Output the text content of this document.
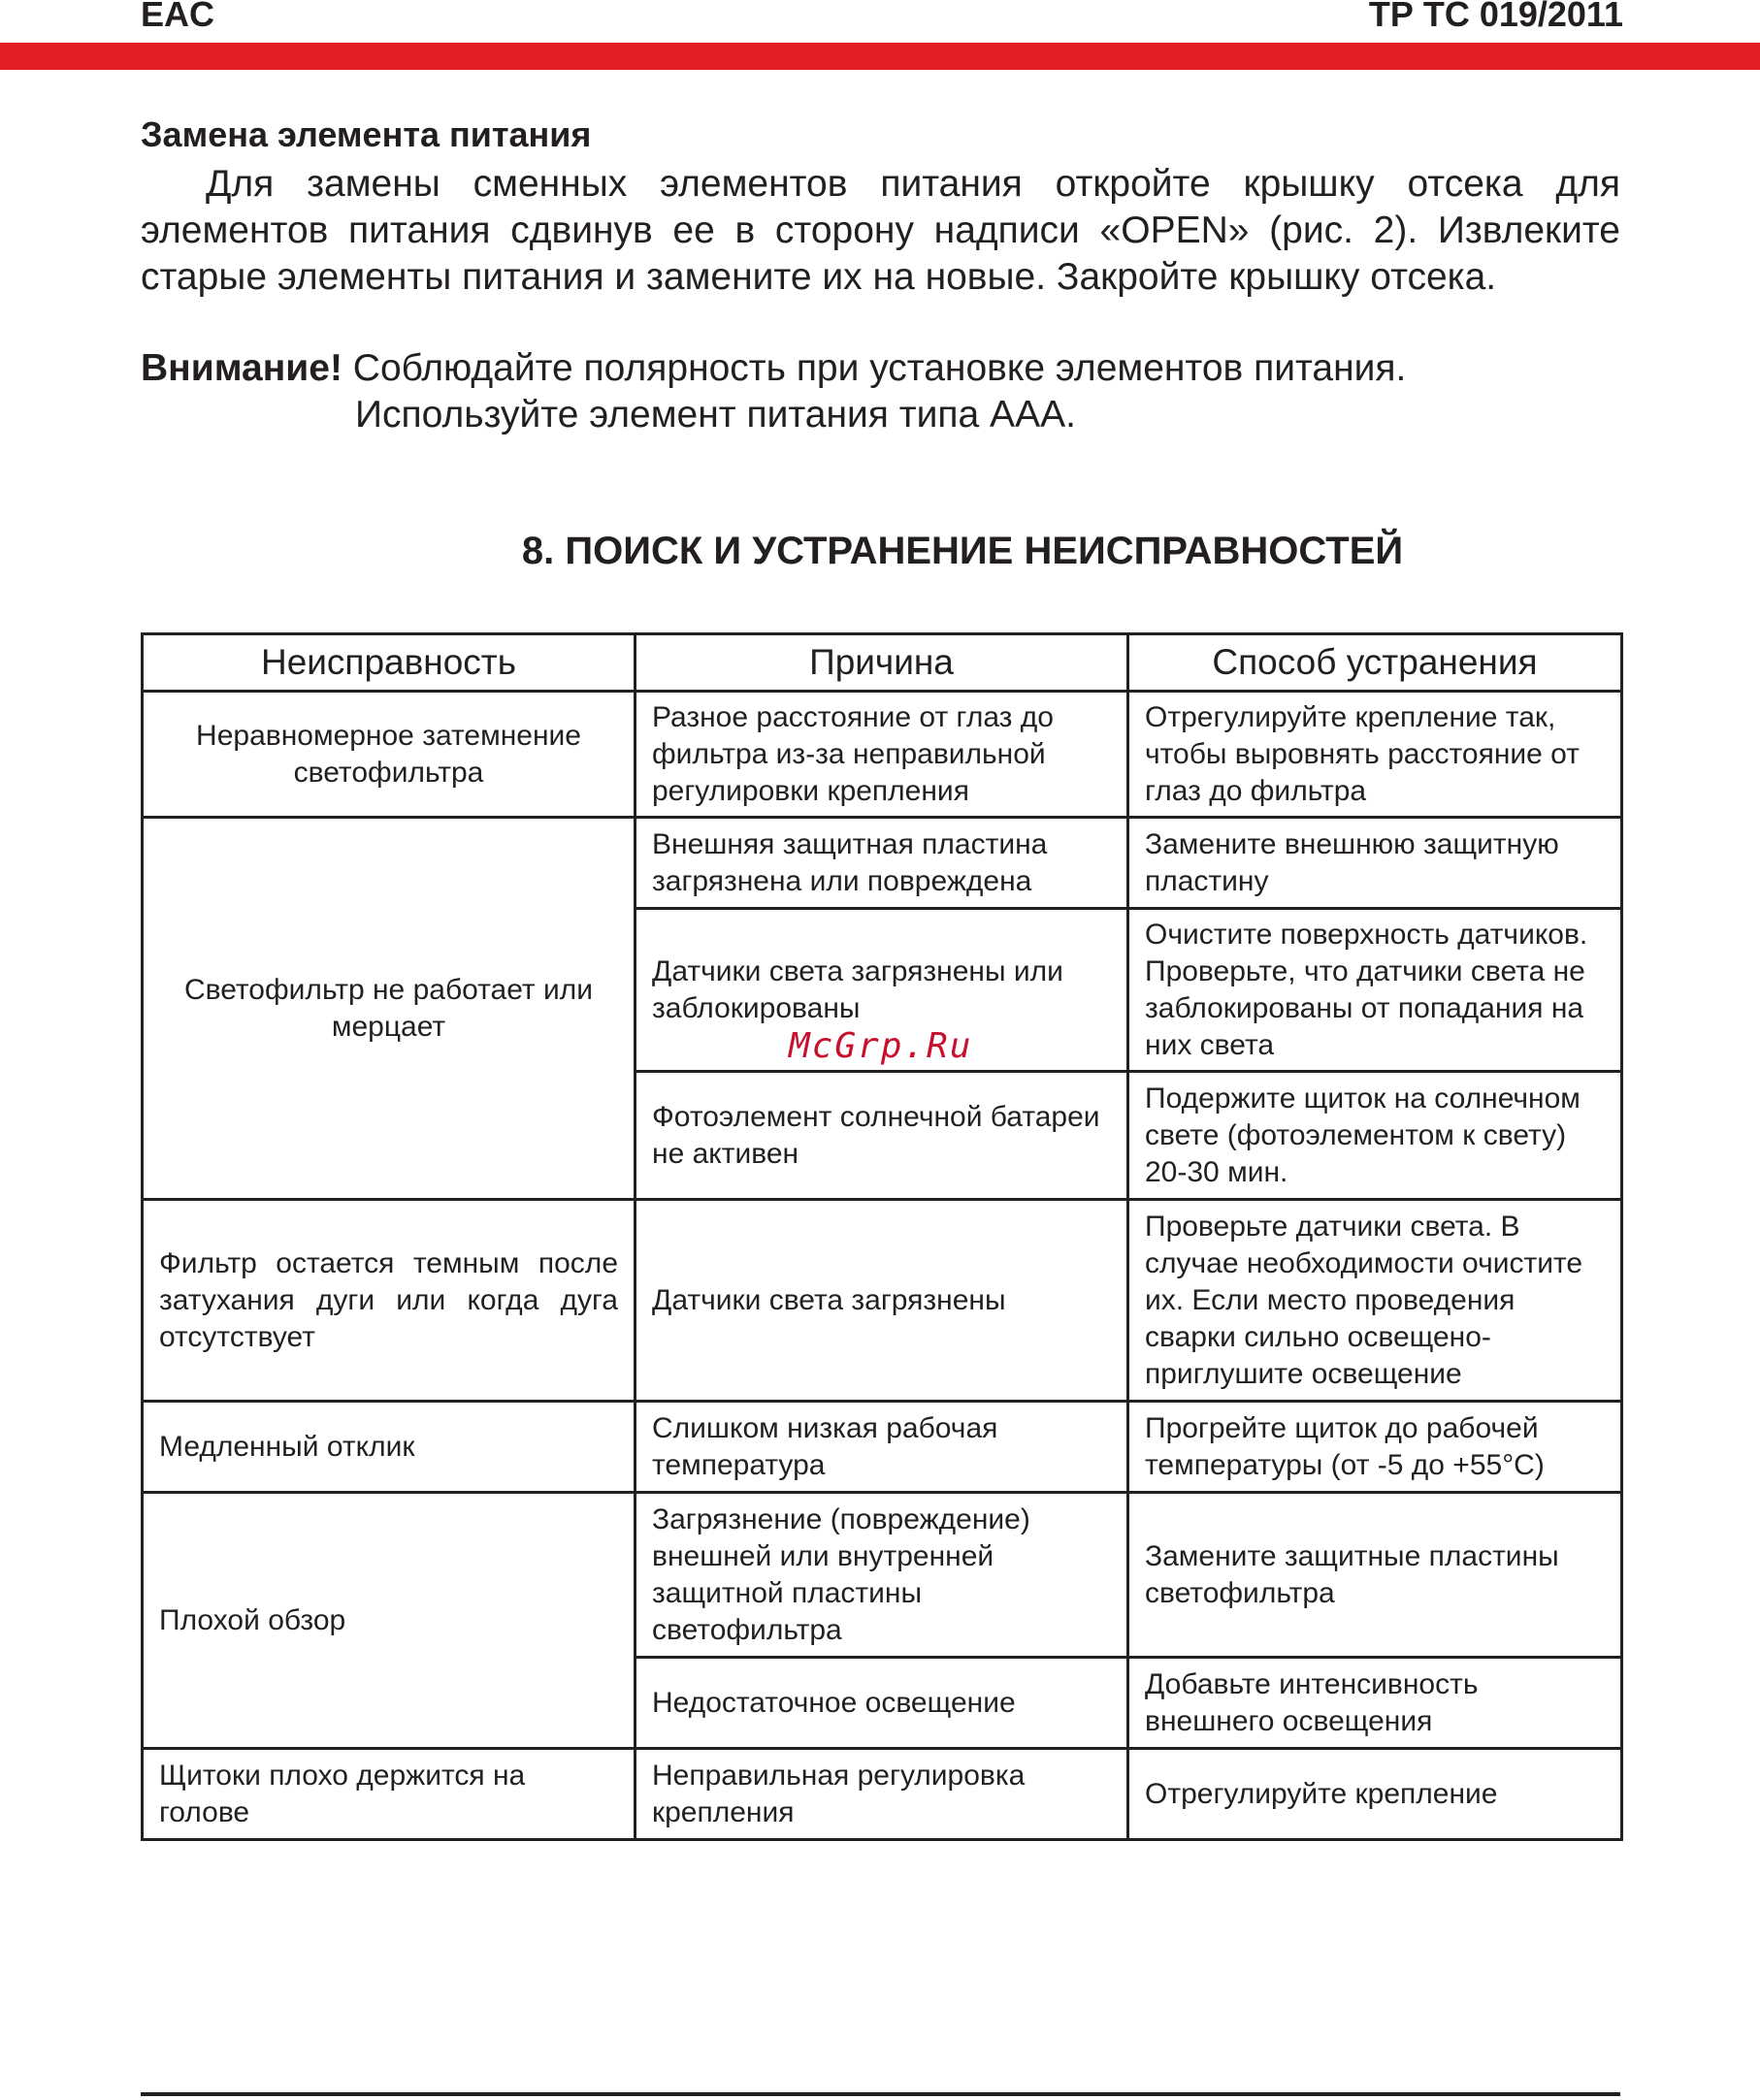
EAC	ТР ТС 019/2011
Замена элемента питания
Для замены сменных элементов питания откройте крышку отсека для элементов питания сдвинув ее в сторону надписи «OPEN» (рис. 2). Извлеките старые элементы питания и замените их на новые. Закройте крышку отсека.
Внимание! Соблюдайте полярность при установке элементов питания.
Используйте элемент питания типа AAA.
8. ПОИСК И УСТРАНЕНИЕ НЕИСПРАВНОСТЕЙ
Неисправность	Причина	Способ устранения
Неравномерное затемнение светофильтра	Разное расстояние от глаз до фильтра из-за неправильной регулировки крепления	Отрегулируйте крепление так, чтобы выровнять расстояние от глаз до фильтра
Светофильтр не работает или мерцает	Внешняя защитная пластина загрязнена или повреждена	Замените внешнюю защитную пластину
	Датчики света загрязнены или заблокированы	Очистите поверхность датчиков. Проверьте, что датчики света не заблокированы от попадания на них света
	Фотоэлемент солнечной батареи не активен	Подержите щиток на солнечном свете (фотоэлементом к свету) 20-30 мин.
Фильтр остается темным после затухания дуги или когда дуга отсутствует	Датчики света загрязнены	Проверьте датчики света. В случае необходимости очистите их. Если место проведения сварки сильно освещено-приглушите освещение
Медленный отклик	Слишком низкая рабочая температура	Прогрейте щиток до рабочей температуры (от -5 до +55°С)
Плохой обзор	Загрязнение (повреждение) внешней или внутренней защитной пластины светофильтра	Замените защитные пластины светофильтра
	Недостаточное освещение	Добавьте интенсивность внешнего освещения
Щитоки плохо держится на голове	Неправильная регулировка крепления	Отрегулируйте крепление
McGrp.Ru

▶ [Given instruction]: Reproduce all of the entries word for word, skipping any pictures they hold.

▶ [Response for this exercise]:
Output the text content of this document.
EAC	ТР ТС 019/2011
Замена элемента питания
Для замены сменных элементов питания откройте крышку отсека для элементов питания сдвинув ее в сторону надписи «OPEN» (рис. 2). Извлеките старые элементы питания и замените их на новые. Закройте крышку отсека.
Внимание! Соблюдайте полярность при установке элементов питания.
Используйте элемент питания типа AAA.
8. ПОИСК И УСТРАНЕНИЕ НЕИСПРАВНОСТЕЙ
Неисправность	Причина	Способ устранения
Неравномерное затемнение светофильтра	Разное расстояние от глаз до фильтра из-за неправильной регулировки крепления	Отрегулируйте крепление так, чтобы выровнять расстояние от глаз до фильтра
Светофильтр не работает или мерцает	Внешняя защитная пластина загрязнена или повреждена	Замените внешнюю защитную пластину
	Датчики света загрязнены или заблокированы	Очистите поверхность датчиков. Проверьте, что датчики света не заблокированы от попадания на них света
	Фотоэлемент солнечной батареи не активен	Подержите щиток на солнечном свете (фотоэлементом к свету) 20-30 мин.
Фильтр остается темным после затухания дуги или когда дуга отсутствует	Датчики света загрязнены	Проверьте датчики света. В случае необходимости очистите их. Если место проведения сварки сильно освещено-приглушите освещение
Медленный отклик	Слишком низкая рабочая температура	Прогрейте щиток до рабочей температуры (от -5 до +55°С)
Плохой обзор	Загрязнение (повреждение) внешней или внутренней защитной пластины светофильтра	Замените защитные пластины светофильтра
	Недостаточное освещение	Добавьте интенсивность внешнего освещения
Щитоки плохо держится на голове	Неправильная регулировка крепления	Отрегулируйте крепление
McGrp.Ru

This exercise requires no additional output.